■ Aim ■
Each line that follows is to be retyped exactly.

╭─ Records supplied

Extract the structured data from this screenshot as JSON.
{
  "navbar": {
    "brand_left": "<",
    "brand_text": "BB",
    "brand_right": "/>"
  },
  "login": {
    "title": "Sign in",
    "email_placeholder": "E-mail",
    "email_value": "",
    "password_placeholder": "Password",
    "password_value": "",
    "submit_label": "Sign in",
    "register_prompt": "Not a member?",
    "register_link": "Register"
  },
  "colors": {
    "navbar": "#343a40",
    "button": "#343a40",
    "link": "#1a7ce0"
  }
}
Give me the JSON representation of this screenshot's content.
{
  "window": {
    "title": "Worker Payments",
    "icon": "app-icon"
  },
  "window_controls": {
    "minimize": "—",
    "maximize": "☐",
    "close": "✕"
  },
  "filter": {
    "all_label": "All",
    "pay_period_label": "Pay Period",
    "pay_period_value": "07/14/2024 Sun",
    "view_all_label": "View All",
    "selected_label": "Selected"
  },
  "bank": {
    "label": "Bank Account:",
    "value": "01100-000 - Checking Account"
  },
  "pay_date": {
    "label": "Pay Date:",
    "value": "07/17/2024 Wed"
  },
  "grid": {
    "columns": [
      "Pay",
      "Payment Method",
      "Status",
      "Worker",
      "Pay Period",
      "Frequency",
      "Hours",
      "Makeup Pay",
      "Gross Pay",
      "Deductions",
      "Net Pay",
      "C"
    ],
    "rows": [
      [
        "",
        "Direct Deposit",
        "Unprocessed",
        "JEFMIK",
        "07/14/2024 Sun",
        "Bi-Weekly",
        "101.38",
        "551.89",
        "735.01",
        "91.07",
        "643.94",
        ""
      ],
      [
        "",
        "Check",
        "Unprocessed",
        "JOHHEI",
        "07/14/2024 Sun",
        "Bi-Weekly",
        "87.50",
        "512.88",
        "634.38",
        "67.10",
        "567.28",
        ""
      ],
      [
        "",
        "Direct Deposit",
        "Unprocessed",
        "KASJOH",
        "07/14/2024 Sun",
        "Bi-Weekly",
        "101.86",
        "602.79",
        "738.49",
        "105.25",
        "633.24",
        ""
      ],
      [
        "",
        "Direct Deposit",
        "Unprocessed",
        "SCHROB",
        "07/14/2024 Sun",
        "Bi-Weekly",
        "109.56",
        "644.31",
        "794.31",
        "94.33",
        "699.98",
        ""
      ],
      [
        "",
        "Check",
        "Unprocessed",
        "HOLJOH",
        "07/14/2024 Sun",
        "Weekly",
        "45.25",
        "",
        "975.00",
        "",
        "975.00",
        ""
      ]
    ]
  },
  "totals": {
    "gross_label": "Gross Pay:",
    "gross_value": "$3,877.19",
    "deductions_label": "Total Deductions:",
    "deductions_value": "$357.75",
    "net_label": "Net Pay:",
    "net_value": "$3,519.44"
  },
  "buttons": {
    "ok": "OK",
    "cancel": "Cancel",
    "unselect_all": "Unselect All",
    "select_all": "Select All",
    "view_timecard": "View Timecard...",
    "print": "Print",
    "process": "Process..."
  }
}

╰─

■ Output below ■
Extract the structured data from this screenshot as JSON.
{
  "navbar": {
    "brand_left": "<",
    "brand_text": "BB",
    "brand_right": "/>"
  },
  "login": {
    "title": "Sign in",
    "email_placeholder": "E-mail",
    "email_value": "",
    "password_placeholder": "Password",
    "password_value": "",
    "submit_label": "Sign in",
    "register_prompt": "Not a member?",
    "register_link": "Register"
  },
  "colors": {
    "navbar": "#343a40",
    "button": "#343a40",
    "link": "#1a7ce0"
  }
}
Give me the JSON representation of this screenshot's content.
{
  "window": {
    "title": "Worker Payments",
    "icon": "app-icon"
  },
  "window_controls": {
    "minimize": "—",
    "maximize": "☐",
    "close": "✕"
  },
  "filter": {
    "all_label": "All",
    "pay_period_label": "Pay Period",
    "pay_period_value": "07/14/2024 Sun",
    "view_all_label": "View All",
    "selected_label": "Selected"
  },
  "bank": {
    "label": "Bank Account:",
    "value": "01100-000 - Checking Account"
  },
  "pay_date": {
    "label": "Pay Date:",
    "value": "07/17/2024 Wed"
  },
  "grid": {
    "columns": [
      "Pay",
      "Payment Method",
      "Status",
      "Worker",
      "Pay Period",
      "Frequency",
      "Hours",
      "Makeup Pay",
      "Gross Pay",
      "Deductions",
      "Net Pay",
      "C"
    ],
    "rows": [
      [
        "",
        "Direct Deposit",
        "Unprocessed",
        "JEFMIK",
        "07/14/2024 Sun",
        "Bi-Weekly",
        "101.38",
        "551.89",
        "735.01",
        "91.07",
        "643.94",
        ""
      ],
      [
        "",
        "Check",
        "Unprocessed",
        "JOHHEI",
        "07/14/2024 Sun",
        "Bi-Weekly",
        "87.50",
        "512.88",
        "634.38",
        "67.10",
        "567.28",
        ""
      ],
      [
        "",
        "Direct Deposit",
        "Unprocessed",
        "KASJOH",
        "07/14/2024 Sun",
        "Bi-Weekly",
        "101.86",
        "602.79",
        "738.49",
        "105.25",
        "633.24",
        ""
      ],
      [
        "",
        "Direct Deposit",
        "Unprocessed",
        "SCHROB",
        "07/14/2024 Sun",
        "Bi-Weekly",
        "109.56",
        "644.31",
        "794.31",
        "94.33",
        "699.98",
        ""
      ],
      [
        "",
        "Check",
        "Unprocessed",
        "HOLJOH",
        "07/14/2024 Sun",
        "Weekly",
        "45.25",
        "",
        "975.00",
        "",
        "975.00",
        ""
      ]
    ]
  },
  "totals": {
    "gross_label": "Gross Pay:",
    "gross_value": "$3,877.19",
    "deductions_label": "Total Deductions:",
    "deductions_value": "$357.75",
    "net_label": "Net Pay:",
    "net_value": "$3,519.44"
  },
  "buttons": {
    "ok": "OK",
    "cancel": "Cancel",
    "unselect_all": "Unselect All",
    "select_all": "Select All",
    "view_timecard": "View Timecard...",
    "print": "Print",
    "process": "Process..."
  }
}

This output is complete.